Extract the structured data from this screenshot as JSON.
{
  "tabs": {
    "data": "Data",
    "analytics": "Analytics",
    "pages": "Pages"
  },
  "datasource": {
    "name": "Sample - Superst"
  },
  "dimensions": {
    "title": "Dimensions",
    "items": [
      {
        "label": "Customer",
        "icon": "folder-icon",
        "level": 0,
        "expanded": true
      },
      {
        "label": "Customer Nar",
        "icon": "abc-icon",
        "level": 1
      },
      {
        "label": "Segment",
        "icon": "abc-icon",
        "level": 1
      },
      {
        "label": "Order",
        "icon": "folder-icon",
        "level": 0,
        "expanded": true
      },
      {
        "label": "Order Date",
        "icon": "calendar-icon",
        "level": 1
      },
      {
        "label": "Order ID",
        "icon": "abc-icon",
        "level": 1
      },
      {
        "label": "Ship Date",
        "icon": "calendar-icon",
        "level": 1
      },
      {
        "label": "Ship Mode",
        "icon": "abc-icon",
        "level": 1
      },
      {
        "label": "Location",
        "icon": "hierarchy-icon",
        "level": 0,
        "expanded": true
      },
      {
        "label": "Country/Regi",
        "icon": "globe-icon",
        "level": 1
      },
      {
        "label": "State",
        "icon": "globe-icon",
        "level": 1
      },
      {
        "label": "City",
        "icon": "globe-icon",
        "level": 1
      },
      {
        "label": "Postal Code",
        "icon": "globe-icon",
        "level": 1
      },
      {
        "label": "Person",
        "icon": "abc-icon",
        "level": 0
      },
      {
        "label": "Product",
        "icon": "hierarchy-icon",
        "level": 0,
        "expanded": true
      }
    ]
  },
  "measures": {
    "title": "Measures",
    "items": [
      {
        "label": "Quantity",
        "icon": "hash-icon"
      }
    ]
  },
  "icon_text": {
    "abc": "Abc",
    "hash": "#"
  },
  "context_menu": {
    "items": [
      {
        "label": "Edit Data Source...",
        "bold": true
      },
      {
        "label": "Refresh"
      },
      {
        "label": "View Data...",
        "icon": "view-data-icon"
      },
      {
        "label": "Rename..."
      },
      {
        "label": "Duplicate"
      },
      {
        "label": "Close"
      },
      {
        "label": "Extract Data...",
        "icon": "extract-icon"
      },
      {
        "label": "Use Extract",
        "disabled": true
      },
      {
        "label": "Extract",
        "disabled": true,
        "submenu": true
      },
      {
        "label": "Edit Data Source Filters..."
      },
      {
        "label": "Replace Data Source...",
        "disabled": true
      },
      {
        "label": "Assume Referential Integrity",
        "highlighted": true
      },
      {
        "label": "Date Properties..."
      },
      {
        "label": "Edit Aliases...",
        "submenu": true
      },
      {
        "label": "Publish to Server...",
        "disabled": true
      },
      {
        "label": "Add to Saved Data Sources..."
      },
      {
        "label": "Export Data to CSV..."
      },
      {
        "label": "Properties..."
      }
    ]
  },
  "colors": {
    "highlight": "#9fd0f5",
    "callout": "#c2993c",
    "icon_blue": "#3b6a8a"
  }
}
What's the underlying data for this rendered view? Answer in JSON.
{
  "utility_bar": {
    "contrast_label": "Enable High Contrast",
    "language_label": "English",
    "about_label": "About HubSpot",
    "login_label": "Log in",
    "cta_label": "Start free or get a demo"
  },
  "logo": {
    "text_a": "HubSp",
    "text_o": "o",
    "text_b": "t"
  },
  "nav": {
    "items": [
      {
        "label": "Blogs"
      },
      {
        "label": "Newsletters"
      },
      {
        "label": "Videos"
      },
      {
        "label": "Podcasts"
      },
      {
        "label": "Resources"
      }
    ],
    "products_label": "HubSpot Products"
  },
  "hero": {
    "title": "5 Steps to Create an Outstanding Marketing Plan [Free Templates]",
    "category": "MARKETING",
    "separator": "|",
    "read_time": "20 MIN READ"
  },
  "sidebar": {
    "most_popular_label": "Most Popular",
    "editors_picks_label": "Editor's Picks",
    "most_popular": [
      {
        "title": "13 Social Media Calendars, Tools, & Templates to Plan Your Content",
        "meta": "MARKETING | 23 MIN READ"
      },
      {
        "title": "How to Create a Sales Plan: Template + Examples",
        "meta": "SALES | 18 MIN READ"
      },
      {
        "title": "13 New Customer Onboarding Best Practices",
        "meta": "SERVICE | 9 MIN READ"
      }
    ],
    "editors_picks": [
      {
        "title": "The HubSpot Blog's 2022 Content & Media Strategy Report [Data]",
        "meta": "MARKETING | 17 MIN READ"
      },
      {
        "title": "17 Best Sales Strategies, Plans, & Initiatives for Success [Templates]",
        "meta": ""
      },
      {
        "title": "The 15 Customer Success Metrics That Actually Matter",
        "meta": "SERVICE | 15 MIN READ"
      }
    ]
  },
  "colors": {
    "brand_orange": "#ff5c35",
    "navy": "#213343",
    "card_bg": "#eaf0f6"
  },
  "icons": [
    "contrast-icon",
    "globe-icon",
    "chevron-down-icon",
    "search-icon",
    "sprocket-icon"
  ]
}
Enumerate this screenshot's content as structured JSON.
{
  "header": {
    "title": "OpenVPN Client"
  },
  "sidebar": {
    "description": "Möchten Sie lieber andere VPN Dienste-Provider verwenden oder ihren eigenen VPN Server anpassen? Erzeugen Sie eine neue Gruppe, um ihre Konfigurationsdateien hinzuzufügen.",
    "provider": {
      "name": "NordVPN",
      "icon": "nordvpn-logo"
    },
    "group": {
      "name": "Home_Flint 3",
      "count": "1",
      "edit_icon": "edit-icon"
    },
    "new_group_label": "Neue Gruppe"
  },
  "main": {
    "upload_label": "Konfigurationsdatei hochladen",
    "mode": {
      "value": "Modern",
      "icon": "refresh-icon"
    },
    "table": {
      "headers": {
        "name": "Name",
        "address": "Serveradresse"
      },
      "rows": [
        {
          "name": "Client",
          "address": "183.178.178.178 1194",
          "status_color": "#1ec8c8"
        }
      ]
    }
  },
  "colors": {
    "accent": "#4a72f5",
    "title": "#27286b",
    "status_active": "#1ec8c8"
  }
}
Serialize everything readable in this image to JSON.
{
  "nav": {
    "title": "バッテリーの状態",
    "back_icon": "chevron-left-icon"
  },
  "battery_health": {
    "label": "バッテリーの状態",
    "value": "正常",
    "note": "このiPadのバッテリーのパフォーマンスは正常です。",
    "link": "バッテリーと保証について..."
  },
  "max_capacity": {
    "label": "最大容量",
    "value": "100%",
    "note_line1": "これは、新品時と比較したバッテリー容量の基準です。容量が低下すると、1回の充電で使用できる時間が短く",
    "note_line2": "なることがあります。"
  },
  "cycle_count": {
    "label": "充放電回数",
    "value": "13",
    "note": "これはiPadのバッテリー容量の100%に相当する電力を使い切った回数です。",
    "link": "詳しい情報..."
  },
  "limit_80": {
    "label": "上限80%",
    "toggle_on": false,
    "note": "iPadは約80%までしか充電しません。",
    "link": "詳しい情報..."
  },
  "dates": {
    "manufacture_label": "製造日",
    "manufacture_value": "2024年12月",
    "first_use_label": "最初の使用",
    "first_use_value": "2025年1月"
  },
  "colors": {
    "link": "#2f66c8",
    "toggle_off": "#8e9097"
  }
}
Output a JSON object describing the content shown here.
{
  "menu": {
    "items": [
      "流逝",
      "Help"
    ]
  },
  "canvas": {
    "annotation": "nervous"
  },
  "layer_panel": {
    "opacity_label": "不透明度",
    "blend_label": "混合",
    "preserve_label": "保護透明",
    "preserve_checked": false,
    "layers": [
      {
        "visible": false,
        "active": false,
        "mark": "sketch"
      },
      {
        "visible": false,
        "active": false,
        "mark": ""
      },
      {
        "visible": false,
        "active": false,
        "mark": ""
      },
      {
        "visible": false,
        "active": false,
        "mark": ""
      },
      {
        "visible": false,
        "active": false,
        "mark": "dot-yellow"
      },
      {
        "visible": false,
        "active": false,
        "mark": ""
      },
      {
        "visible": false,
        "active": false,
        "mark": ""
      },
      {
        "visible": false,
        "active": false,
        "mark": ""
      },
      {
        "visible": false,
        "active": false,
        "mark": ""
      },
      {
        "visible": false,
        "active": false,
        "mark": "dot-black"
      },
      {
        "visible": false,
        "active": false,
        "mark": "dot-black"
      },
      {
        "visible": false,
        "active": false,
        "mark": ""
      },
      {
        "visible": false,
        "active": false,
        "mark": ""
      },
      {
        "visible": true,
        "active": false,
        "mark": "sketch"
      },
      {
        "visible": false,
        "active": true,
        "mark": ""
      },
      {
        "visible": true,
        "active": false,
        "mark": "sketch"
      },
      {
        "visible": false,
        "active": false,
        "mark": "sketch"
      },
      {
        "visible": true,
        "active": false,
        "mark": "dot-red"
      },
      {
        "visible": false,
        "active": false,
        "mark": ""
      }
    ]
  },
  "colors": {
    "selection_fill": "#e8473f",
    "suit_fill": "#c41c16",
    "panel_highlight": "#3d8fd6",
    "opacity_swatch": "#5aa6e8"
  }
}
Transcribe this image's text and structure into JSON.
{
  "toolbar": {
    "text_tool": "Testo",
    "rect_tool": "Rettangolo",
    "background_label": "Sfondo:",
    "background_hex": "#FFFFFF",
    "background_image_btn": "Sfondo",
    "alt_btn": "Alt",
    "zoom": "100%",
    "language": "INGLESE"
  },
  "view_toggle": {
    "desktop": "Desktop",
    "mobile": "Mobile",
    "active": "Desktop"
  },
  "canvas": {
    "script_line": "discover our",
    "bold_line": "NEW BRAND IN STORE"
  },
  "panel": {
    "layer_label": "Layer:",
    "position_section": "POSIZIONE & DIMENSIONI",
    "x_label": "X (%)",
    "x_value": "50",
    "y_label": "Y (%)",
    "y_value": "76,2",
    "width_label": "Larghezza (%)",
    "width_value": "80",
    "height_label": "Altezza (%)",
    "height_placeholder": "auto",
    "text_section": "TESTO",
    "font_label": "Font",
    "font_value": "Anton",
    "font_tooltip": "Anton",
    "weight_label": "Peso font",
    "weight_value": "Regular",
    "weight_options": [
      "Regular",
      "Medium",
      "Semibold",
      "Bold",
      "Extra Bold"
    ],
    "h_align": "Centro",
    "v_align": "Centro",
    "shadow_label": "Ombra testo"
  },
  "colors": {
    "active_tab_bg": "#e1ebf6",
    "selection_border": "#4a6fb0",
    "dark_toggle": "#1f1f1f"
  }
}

Job: Say how many lines in the listing above include "Anton". Give nothing but the number.

Written answer: 2